- Instruction -
Read the data and repeat all of it exactly.

- Records for this exercise -
begin

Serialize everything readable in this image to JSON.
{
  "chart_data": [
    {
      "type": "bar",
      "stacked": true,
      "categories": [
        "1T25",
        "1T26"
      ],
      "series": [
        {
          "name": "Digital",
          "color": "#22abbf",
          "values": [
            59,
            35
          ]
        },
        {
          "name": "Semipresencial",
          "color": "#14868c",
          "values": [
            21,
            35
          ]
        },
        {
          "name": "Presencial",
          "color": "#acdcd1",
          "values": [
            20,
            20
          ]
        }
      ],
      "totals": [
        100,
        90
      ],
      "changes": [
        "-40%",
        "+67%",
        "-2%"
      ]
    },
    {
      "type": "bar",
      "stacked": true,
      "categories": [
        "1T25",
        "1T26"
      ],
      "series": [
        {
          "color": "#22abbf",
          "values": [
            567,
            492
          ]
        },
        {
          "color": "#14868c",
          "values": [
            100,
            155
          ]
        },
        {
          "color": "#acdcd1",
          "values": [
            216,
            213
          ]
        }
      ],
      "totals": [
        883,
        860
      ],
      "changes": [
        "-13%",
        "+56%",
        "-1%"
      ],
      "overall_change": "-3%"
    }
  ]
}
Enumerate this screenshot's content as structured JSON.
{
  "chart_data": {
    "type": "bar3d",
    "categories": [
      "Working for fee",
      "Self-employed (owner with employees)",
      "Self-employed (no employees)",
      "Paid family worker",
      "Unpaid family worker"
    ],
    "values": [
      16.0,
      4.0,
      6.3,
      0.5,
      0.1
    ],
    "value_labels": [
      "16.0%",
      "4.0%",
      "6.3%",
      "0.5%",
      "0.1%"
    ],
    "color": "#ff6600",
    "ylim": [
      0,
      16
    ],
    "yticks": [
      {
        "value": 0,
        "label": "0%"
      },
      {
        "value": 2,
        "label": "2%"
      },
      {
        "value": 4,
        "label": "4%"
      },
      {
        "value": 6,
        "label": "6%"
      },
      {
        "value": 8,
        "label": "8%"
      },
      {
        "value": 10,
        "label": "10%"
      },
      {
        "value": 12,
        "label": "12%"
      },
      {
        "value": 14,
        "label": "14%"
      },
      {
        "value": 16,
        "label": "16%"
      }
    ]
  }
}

end

- Task result -
Serialize everything readable in this image to JSON.
{
  "chart_data": [
    {
      "type": "bar",
      "stacked": true,
      "categories": [
        "1T25",
        "1T26"
      ],
      "series": [
        {
          "name": "Digital",
          "color": "#22abbf",
          "values": [
            59,
            35
          ]
        },
        {
          "name": "Semipresencial",
          "color": "#14868c",
          "values": [
            21,
            35
          ]
        },
        {
          "name": "Presencial",
          "color": "#acdcd1",
          "values": [
            20,
            20
          ]
        }
      ],
      "totals": [
        100,
        90
      ],
      "changes": [
        "-40%",
        "+67%",
        "-2%"
      ]
    },
    {
      "type": "bar",
      "stacked": true,
      "categories": [
        "1T25",
        "1T26"
      ],
      "series": [
        {
          "color": "#22abbf",
          "values": [
            567,
            492
          ]
        },
        {
          "color": "#14868c",
          "values": [
            100,
            155
          ]
        },
        {
          "color": "#acdcd1",
          "values": [
            216,
            213
          ]
        }
      ],
      "totals": [
        883,
        860
      ],
      "changes": [
        "-13%",
        "+56%",
        "-1%"
      ],
      "overall_change": "-3%"
    }
  ]
}
Enumerate this screenshot's content as structured JSON.
{
  "chart_data": {
    "type": "bar3d",
    "categories": [
      "Working for fee",
      "Self-employed (owner with employees)",
      "Self-employed (no employees)",
      "Paid family worker",
      "Unpaid family worker"
    ],
    "values": [
      16.0,
      4.0,
      6.3,
      0.5,
      0.1
    ],
    "value_labels": [
      "16.0%",
      "4.0%",
      "6.3%",
      "0.5%",
      "0.1%"
    ],
    "color": "#ff6600",
    "ylim": [
      0,
      16
    ],
    "yticks": [
      {
        "value": 0,
        "label": "0%"
      },
      {
        "value": 2,
        "label": "2%"
      },
      {
        "value": 4,
        "label": "4%"
      },
      {
        "value": 6,
        "label": "6%"
      },
      {
        "value": 8,
        "label": "8%"
      },
      {
        "value": 10,
        "label": "10%"
      },
      {
        "value": 12,
        "label": "12%"
      },
      {
        "value": 14,
        "label": "14%"
      },
      {
        "value": 16,
        "label": "16%"
      }
    ]
  }
}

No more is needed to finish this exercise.